▶ [Item da tarefa 1]: No texto sobre o sistema de baterias da UFMT, qual empresa doou o equipamento à universidade?
▶ [Item da tarefa 2]: Extraia do texto sobre o sistema de baterias da UFMT o trecho que vai de "A Universidade Federal de Mato Grosso dá" até "clima tropical brasileiro.".

▶ [Trecho do texto]:
↓

A Universidade Federal de Mato Grosso dá um passo decisivo na transição energética ao receber um sistema de armazenamento de baterias da Navvion, fortalecendo a pesquisa local enquanto o estado articula a instalação de uma fábrica bilionária.
A Universidade Federal de Mato Grosso (UFMT) oficializou, nesta terça-feira (14/07), uma parceria estratégica que coloca a instituição no centro das inovações sobre armazenamento de energia. A entrega de um sistema BESS (Battery Energy Storage System), doado pela norte-americana Navvion Energy Storage Systems, marca o início de uma colaboração voltada ao desenvolvimento científico e à adaptação tecnológica para o clima tropical brasileiro.
A iniciativa ocorre em um momento em que Mato Grosso trava uma disputa estratégica para sediar uma nova unidade fabril de baterias. Com um projeto que pode alcançar investimentos superiores a R$ 1,1 bilhão, a chegada do equipamento de última geração serve como um pilar de apoio para que pesquisadores analisem o comportamento energético e as possibilidades de integração de energias renováveis à rede elétrica local.

↑

Registros do conjunto de dados
↓

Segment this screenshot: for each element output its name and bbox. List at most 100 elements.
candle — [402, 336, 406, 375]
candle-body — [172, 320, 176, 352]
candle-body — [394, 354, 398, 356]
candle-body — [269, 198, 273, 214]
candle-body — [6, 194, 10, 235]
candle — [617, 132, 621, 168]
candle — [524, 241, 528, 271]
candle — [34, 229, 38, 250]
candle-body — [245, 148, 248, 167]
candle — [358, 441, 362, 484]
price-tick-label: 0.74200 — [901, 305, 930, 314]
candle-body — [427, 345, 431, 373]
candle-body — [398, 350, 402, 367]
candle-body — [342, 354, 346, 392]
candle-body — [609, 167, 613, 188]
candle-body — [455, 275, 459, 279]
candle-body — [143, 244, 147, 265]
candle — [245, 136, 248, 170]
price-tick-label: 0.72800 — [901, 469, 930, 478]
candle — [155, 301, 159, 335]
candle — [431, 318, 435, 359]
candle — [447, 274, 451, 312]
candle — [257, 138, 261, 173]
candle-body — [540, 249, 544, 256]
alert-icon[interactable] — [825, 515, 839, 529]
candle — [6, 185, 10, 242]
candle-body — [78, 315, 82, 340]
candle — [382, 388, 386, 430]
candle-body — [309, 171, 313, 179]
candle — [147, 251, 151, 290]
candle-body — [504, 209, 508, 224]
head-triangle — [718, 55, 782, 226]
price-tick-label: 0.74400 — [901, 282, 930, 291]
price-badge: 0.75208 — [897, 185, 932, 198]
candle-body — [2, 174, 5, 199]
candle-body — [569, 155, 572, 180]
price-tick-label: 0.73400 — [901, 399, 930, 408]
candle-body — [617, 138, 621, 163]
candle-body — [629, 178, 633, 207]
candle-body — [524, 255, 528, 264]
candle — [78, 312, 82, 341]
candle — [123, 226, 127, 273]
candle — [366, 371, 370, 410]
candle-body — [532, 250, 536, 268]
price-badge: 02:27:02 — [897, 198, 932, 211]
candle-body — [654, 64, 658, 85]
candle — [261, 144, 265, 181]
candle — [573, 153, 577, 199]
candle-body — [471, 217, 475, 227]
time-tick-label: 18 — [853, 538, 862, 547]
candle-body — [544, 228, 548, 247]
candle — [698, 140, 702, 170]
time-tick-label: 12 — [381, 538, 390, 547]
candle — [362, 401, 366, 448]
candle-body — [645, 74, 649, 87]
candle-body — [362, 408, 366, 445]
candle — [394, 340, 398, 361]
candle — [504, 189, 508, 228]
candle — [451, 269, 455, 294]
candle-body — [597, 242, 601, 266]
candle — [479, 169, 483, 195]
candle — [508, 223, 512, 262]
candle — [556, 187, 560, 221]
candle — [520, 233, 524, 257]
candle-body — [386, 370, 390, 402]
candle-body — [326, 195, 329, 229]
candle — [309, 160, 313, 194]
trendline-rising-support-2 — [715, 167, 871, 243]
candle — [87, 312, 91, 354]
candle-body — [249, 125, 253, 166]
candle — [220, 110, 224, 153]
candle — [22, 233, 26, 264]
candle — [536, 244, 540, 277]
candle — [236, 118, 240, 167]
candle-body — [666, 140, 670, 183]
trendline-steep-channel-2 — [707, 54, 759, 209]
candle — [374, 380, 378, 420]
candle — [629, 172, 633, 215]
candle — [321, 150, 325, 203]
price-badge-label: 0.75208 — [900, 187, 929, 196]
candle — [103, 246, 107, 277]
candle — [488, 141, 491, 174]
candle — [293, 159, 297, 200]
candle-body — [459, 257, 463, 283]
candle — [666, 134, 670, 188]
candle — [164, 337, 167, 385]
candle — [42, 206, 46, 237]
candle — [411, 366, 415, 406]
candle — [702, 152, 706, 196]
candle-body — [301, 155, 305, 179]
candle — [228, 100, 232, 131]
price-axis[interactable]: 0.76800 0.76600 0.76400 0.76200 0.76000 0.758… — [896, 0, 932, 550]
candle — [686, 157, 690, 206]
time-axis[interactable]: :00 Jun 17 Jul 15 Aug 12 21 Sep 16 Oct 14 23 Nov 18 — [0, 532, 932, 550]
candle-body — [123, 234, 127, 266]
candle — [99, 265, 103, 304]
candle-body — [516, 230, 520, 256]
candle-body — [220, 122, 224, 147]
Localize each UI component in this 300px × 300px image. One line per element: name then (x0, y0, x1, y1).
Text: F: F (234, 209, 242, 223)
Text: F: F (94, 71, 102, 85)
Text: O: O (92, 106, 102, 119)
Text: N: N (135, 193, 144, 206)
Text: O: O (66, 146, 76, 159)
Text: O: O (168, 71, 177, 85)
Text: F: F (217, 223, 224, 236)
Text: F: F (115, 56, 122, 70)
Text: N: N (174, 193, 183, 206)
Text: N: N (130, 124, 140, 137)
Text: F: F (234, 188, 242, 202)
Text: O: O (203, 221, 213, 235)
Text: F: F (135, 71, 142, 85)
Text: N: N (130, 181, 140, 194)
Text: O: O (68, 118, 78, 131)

↑

▶ [Resultado 1]: A norte-americana Navvion Energy Storage Systems.

▶ [Resultado 2]:
A Universidade Federal de Mato Grosso dá um passo decisivo na transição energética ao receber um sistema de armazenamento de baterias da Navvion, fortalecendo a pesquisa local enquanto o estado articula a instalação de uma fábrica bilionária.
A Universidade Federal de Mato Grosso (UFMT) oficializou, nesta terça-feira (14/07), uma parceria estratégica que coloca a instituição no centro das inovações sobre armazenamento de energia. A entrega de um sistema BESS (Battery Energy Storage System), doado pela norte-americana Navvion Energy Storage Systems, marca o início de uma colaboração voltada ao desenvolvimento científico e à adaptação tecnológica para o clima tropical brasileiro.